◆ **PROBLEM**
Wherever a line in the data below holds "page", copy that line.

— Begin RECORDS PROVIDED —

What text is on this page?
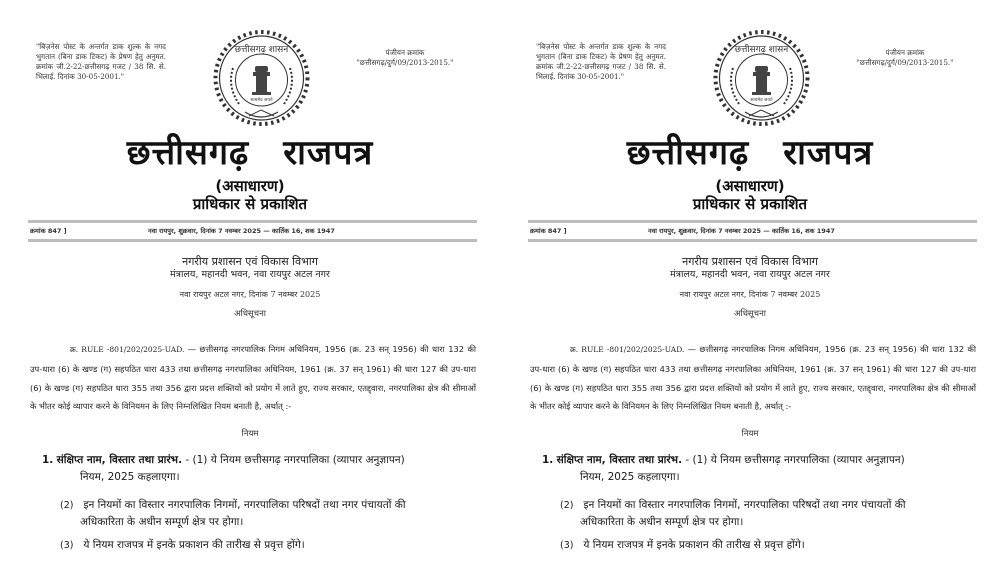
"बिज़नेस पोस्ट के अन्तर्गत डाक शुल्क के नगद भुगतान (बिना डाक टिकट) के प्रेषण हेतु अनुमत. क्रमांक जी.2-22-छत्तीसगढ़ गजट / 38 सि. से. भिलाई. दिनांक 30-05-2001."
छत्तीसगढ़ शासन
सत्यमेव जयते
पंजीयन क्रमांक
"छत्तीसगढ़/दुर्ग/09/2013-2015."
छत्तीसगढ़ राजपत्र
(असाधारण)
प्राधिकार से प्रकाशित
क्रमांक 847 ]	नवा रायपुर, शुक्रवार, दिनांक 7 नवम्बर 2025 — कार्तिक 16, शक 1947
नगरीय प्रशासन एवं विकास विभाग
मंत्रालय, महानदी भवन, नवा रायपुर अटल नगर
नवा रायपुर अटल नगर, दिनांक 7 नवम्बर 2025
अधिसूचना
क्र. RULE -801/202/2025-UAD. — छत्तीसगढ़ नगरपालिक निगम अधिनियम, 1956 (क्र. 23 सन् 1956) की धारा 132 की उप-धारा (6) के खण्ड (ग) सहपठित धारा 433 तथा छत्तीसगढ़ नगरपालिका अधिनियम, 1961 (क्र. 37 सन् 1961) की धारा 127 की उप-धारा (6) के खण्ड (ग) सहपठित धारा 355 तथा 356 द्वारा प्रदत्त शक्तियों को प्रयोग में लाते हुए, राज्य सरकार, एतद्द्वारा, नगरपालिका क्षेत्र की सीमाओं के भीतर कोई व्यापार करने के विनियमन के लिए निम्नलिखित नियम बनाती है, अर्थात् :-
नियम
1. संक्षिप्त नाम, विस्तार तथा प्रारंभ. - (1) ये नियम छत्तीसगढ़ नगरपालिका (व्यापार अनुज्ञापन)
नियम, 2025 कहलाएगा।
(2) इन नियमों का विस्तार नगरपालिक निगमों, नगरपालिका परिषदों तथा नगर पंचायतों की
अधिकारिता के अधीन सम्पूर्ण क्षेत्र पर होगा।
(3) ये नियम राजपत्र में इनके प्रकाशन की तारीख से प्रवृत्त होंगे।
"बिज़नेस पोस्ट के अन्तर्गत डाक शुल्क के नगद भुगतान (बिना डाक टिकट) के प्रेषण हेतु अनुमत. क्रमांक जी.2-22-छत्तीसगढ़ गजट / 38 सि. से. भिलाई. दिनांक 30-05-2001."
छत्तीसगढ़ शासन
सत्यमेव जयते
पंजीयन क्रमांक
"छत्तीसगढ़/दुर्ग/09/2013-2015."
छत्तीसगढ़ राजपत्र
(असाधारण)
प्राधिकार से प्रकाशित
क्रमांक 847 ]	नवा रायपुर, शुक्रवार, दिनांक 7 नवम्बर 2025 — कार्तिक 16, शक 1947
नगरीय प्रशासन एवं विकास विभाग
मंत्रालय, महानदी भवन, नवा रायपुर अटल नगर
नवा रायपुर अटल नगर, दिनांक 7 नवम्बर 2025
अधिसूचना
क्र. RULE -801/202/2025-UAD. — छत्तीसगढ़ नगरपालिक निगम अधिनियम, 1956 (क्र. 23 सन् 1956) की धारा 132 की उप-धारा (6) के खण्ड (ग) सहपठित धारा 433 तथा छत्तीसगढ़ नगरपालिका अधिनियम, 1961 (क्र. 37 सन् 1961) की धारा 127 की उप-धारा (6) के खण्ड (ग) सहपठित धारा 355 तथा 356 द्वारा प्रदत्त शक्तियों को प्रयोग में लाते हुए, राज्य सरकार, एतद्द्वारा, नगरपालिका क्षेत्र की सीमाओं के भीतर कोई व्यापार करने के विनियमन के लिए निम्नलिखित नियम बनाती है, अर्थात् :-
नियम
1. संक्षिप्त नाम, विस्तार तथा प्रारंभ. - (1) ये नियम छत्तीसगढ़ नगरपालिका (व्यापार अनुज्ञापन)
नियम, 2025 कहलाएगा।
(2) इन नियमों का विस्तार नगरपालिक निगमों, नगरपालिका परिषदों तथा नगर पंचायतों की
अधिकारिता के अधीन सम्पूर्ण क्षेत्र पर होगा।
(3) ये नियम राजपत्र में इनके प्रकाशन की तारीख से प्रवृत्त होंगे।
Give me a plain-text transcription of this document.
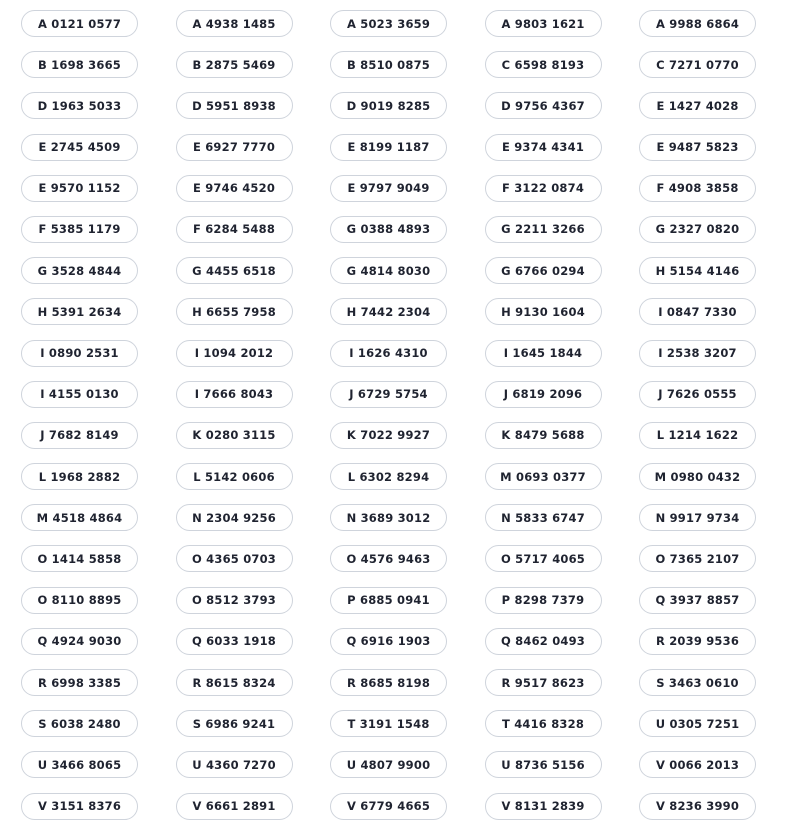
A 0121 0577	A 4938 1485	A 5023 3659	A 9803 1621	A 9988 6864
B 1698 3665	B 2875 5469	B 8510 0875	C 6598 8193	C 7271 0770
D 1963 5033	D 5951 8938	D 9019 8285	D 9756 4367	E 1427 4028
E 2745 4509	E 6927 7770	E 8199 1187	E 9374 4341	E 9487 5823
E 9570 1152	E 9746 4520	E 9797 9049	F 3122 0874	F 4908 3858
F 5385 1179	F 6284 5488	G 0388 4893	G 2211 3266	G 2327 0820
G 3528 4844	G 4455 6518	G 4814 8030	G 6766 0294	H 5154 4146
H 5391 2634	H 6655 7958	H 7442 2304	H 9130 1604	I 0847 7330
I 0890 2531	I 1094 2012	I 1626 4310	I 1645 1844	I 2538 3207
I 4155 0130	I 7666 8043	J 6729 5754	J 6819 2096	J 7626 0555
J 7682 8149	K 0280 3115	K 7022 9927	K 8479 5688	L 1214 1622
L 1968 2882	L 5142 0606	L 6302 8294	M 0693 0377	M 0980 0432
M 4518 4864	N 2304 9256	N 3689 3012	N 5833 6747	N 9917 9734
O 1414 5858	O 4365 0703	O 4576 9463	O 5717 4065	O 7365 2107
O 8110 8895	O 8512 3793	P 6885 0941	P 8298 7379	Q 3937 8857
Q 4924 9030	Q 6033 1918	Q 6916 1903	Q 8462 0493	R 2039 9536
R 6998 3385	R 8615 8324	R 8685 8198	R 9517 8623	S 3463 0610
S 6038 2480	S 6986 9241	T 3191 1548	T 4416 8328	U 0305 7251
U 3466 8065	U 4360 7270	U 4807 9900	U 8736 5156	V 0066 2013
V 3151 8376	V 6661 2891	V 6779 4665	V 8131 2839	V 8236 3990
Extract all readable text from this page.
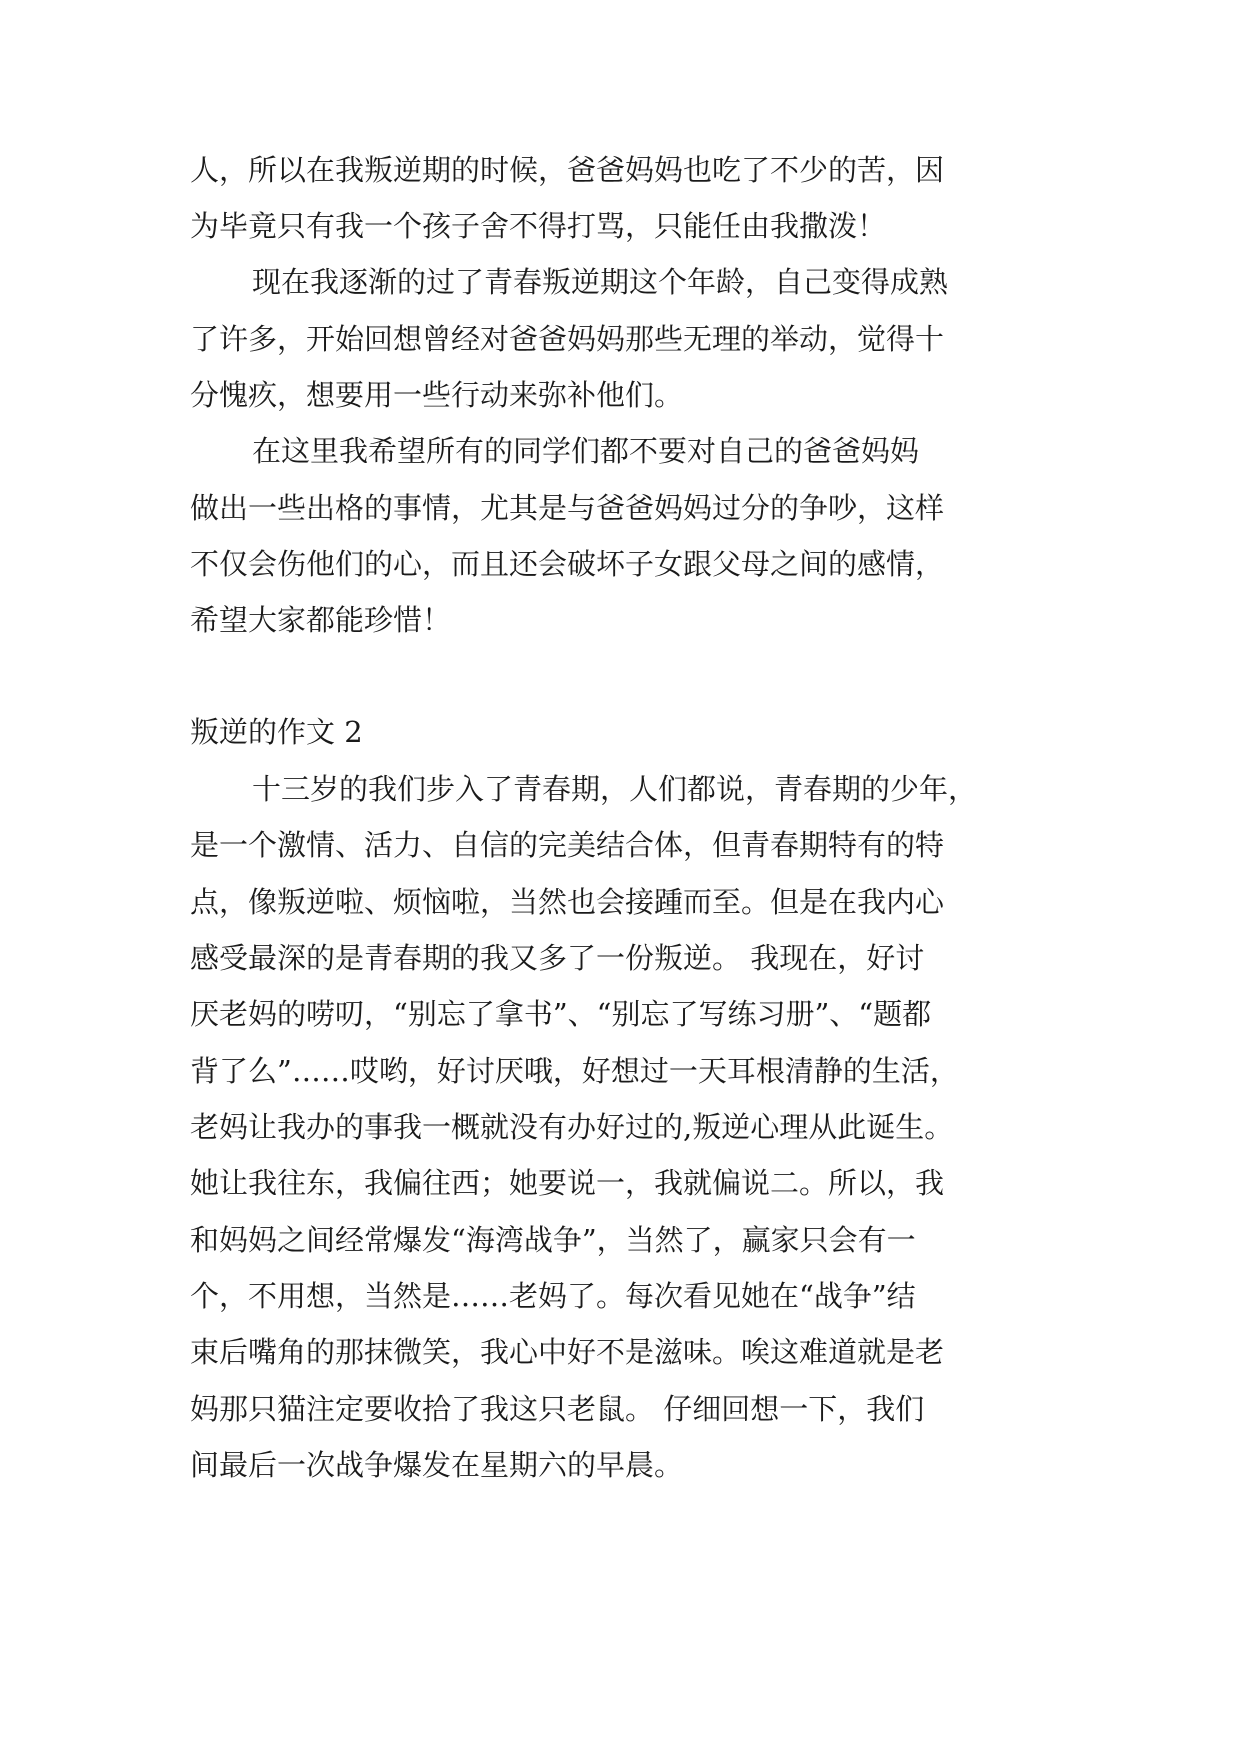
人，所以在我叛逆期的时候，爸爸妈妈也吃了不少的苦，因
为毕竟只有我一个孩子舍不得打骂，只能任由我撒泼！
现在我逐渐的过了青春叛逆期这个年龄，自己变得成熟
了许多，开始回想曾经对爸爸妈妈那些无理的举动，觉得十
分愧疚，想要用一些行动来弥补他们。
在这里我希望所有的同学们都不要对自己的爸爸妈妈
做出一些出格的事情，尤其是与爸爸妈妈过分的争吵，这样
不仅会伤他们的心，而且还会破坏子女跟父母之间的感情，
希望大家都能珍惜！
叛逆的作文 2
十三岁的我们步入了青春期，人们都说，青春期的少年，
是一个激情、活力、自信的完美结合体，但青春期特有的特
点，像叛逆啦、烦恼啦，当然也会接踵而至。但是在我内心
感受最深的是青春期的我又多了一份叛逆。 我现在，好讨
厌老妈的唠叨，“别忘了拿书”、“别忘了写练习册”、“题都
背了么”……哎哟，好讨厌哦，好想过一天耳根清静的生活，
老妈让我办的事我一概就没有办好过的,叛逆心理从此诞生。
她让我往东，我偏往西；她要说一，我就偏说二。所以，我
和妈妈之间经常爆发“海湾战争”，当然了，赢家只会有一
个，不用想，当然是……老妈了。每次看见她在“战争”结
束后嘴角的那抹微笑，我心中好不是滋味。唉这难道就是老
妈那只猫注定要收拾了我这只老鼠。 仔细回想一下，我们
间最后一次战争爆发在星期六的早晨。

— End RECORDS PROVIDED —

◆ **RESPONSE TO THIS EXERCISE**
What text is on this page?
Extract all readable text from this page.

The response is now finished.